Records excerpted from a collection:
** BEGIN **
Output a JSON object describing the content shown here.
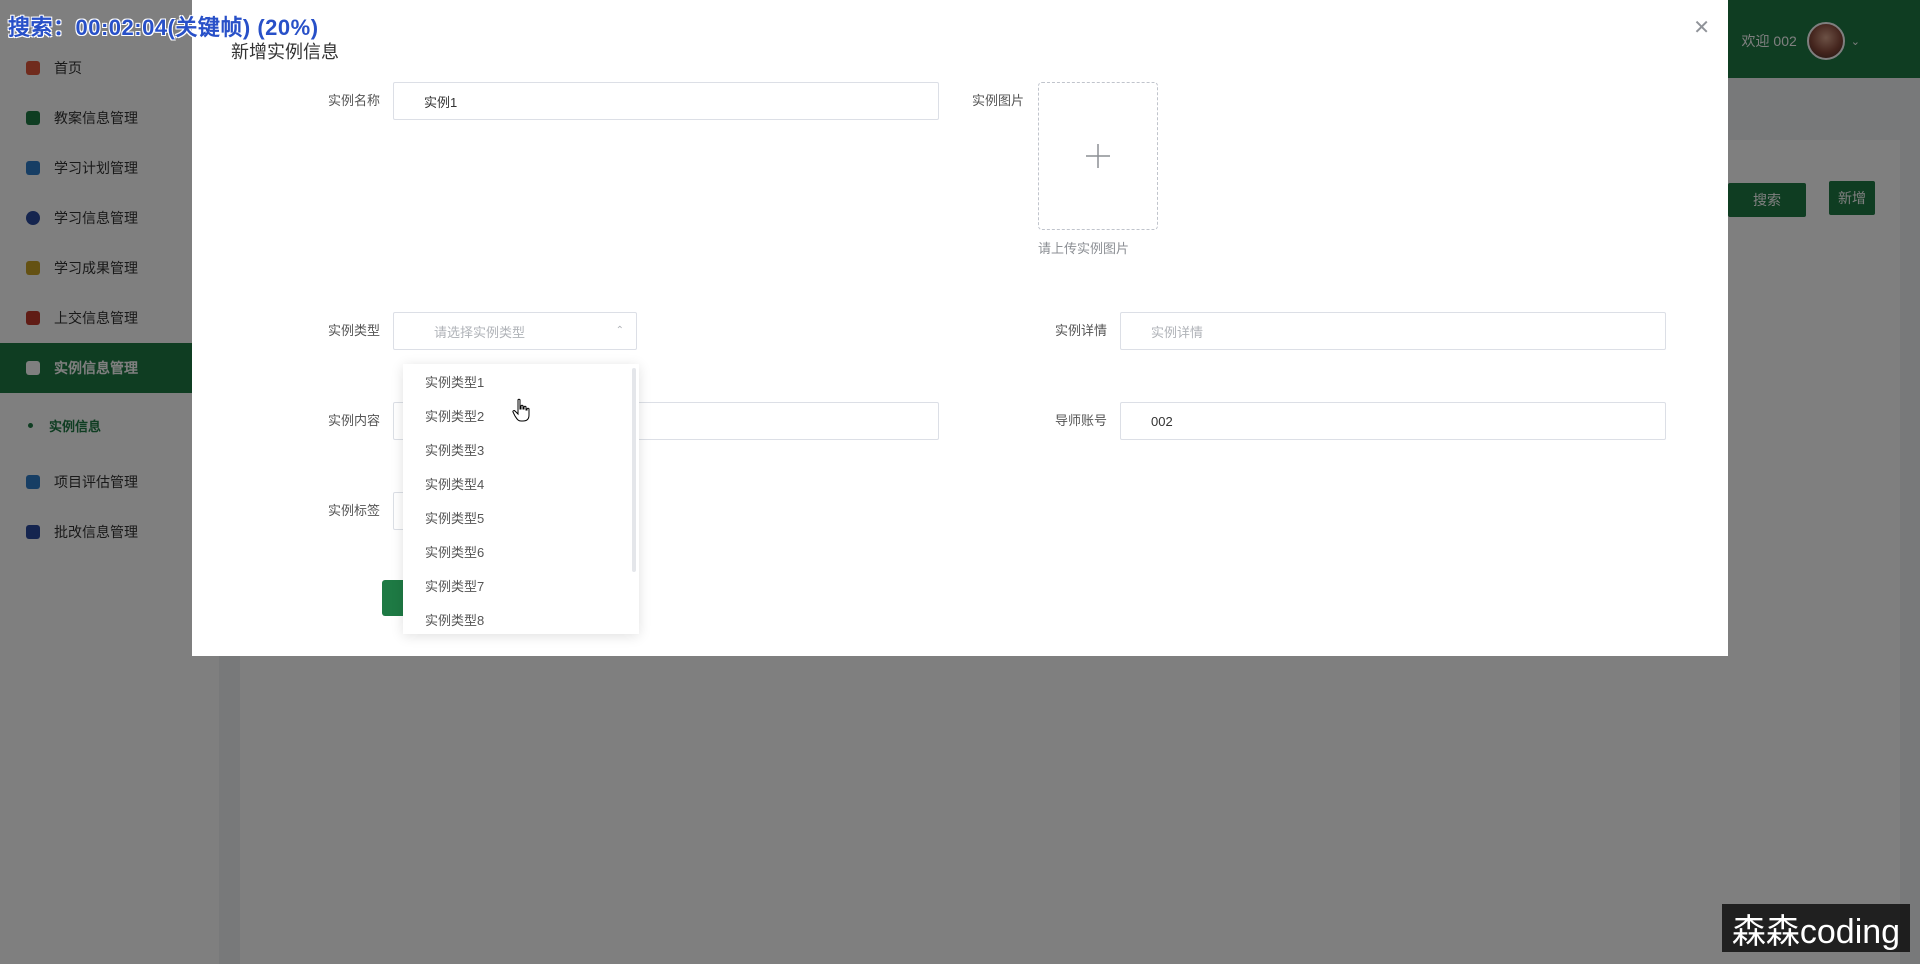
{
  "osd_text": "搜索：00:02:04(关键帧) (20%)",
  "sidebar": {
    "items": [
      {
        "label": "首页",
        "icon": "home-icon",
        "color": "#e0563b"
      },
      {
        "label": "教案信息管理",
        "icon": "envelope-icon",
        "color": "#1e7a44"
      },
      {
        "label": "学习计划管理",
        "icon": "book-icon",
        "color": "#2f7dc8"
      },
      {
        "label": "学习信息管理",
        "icon": "capsule-icon",
        "color": "#2b4a9e"
      },
      {
        "label": "学习成果管理",
        "icon": "trophy-icon",
        "color": "#c9a227"
      },
      {
        "label": "上交信息管理",
        "icon": "briefcase-icon",
        "color": "#c0392b"
      },
      {
        "label": "实例信息管理",
        "icon": "cart-icon",
        "color": "#ffffff"
      },
      {
        "label": "项目评估管理",
        "icon": "grid-icon",
        "color": "#2f7dc8"
      },
      {
        "label": "批改信息管理",
        "icon": "badge-icon",
        "color": "#2b4a9e"
      }
    ],
    "sub_item": "实例信息"
  },
  "header": {
    "welcome": "欢迎 002"
  },
  "background_buttons": {
    "search": "搜索",
    "add": "新增"
  },
  "dialog": {
    "title": "新增实例信息",
    "fields": {
      "name_label": "实例名称",
      "name_value": "实例1",
      "image_label": "实例图片",
      "upload_hint": "请上传实例图片",
      "type_label": "实例类型",
      "type_placeholder": "请选择实例类型",
      "detail_label": "实例详情",
      "detail_placeholder": "实例详情",
      "content_label": "实例内容",
      "account_label": "导师账号",
      "account_value": "002",
      "tag_label": "实例标签"
    },
    "dropdown_options": [
      "实例类型1",
      "实例类型2",
      "实例类型3",
      "实例类型4",
      "实例类型5",
      "实例类型6",
      "实例类型7",
      "实例类型8"
    ]
  },
  "watermark": "森森coding"
}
** END **
Restate the full listing verbatim and drop every picture.

Output a JSON object describing the content shown here.
{
  "osd_text": "搜索：00:02:04(关键帧) (20%)",
  "sidebar": {
    "items": [
      {
        "label": "首页",
        "icon": "home-icon",
        "color": "#e0563b"
      },
      {
        "label": "教案信息管理",
        "icon": "envelope-icon",
        "color": "#1e7a44"
      },
      {
        "label": "学习计划管理",
        "icon": "book-icon",
        "color": "#2f7dc8"
      },
      {
        "label": "学习信息管理",
        "icon": "capsule-icon",
        "color": "#2b4a9e"
      },
      {
        "label": "学习成果管理",
        "icon": "trophy-icon",
        "color": "#c9a227"
      },
      {
        "label": "上交信息管理",
        "icon": "briefcase-icon",
        "color": "#c0392b"
      },
      {
        "label": "实例信息管理",
        "icon": "cart-icon",
        "color": "#ffffff"
      },
      {
        "label": "项目评估管理",
        "icon": "grid-icon",
        "color": "#2f7dc8"
      },
      {
        "label": "批改信息管理",
        "icon": "badge-icon",
        "color": "#2b4a9e"
      }
    ],
    "sub_item": "实例信息"
  },
  "header": {
    "welcome": "欢迎 002"
  },
  "background_buttons": {
    "search": "搜索",
    "add": "新增"
  },
  "dialog": {
    "title": "新增实例信息",
    "fields": {
      "name_label": "实例名称",
      "name_value": "实例1",
      "image_label": "实例图片",
      "upload_hint": "请上传实例图片",
      "type_label": "实例类型",
      "type_placeholder": "请选择实例类型",
      "detail_label": "实例详情",
      "detail_placeholder": "实例详情",
      "content_label": "实例内容",
      "account_label": "导师账号",
      "account_value": "002",
      "tag_label": "实例标签"
    },
    "dropdown_options": [
      "实例类型1",
      "实例类型2",
      "实例类型3",
      "实例类型4",
      "实例类型5",
      "实例类型6",
      "实例类型7",
      "实例类型8"
    ]
  },
  "watermark": "森森coding"
}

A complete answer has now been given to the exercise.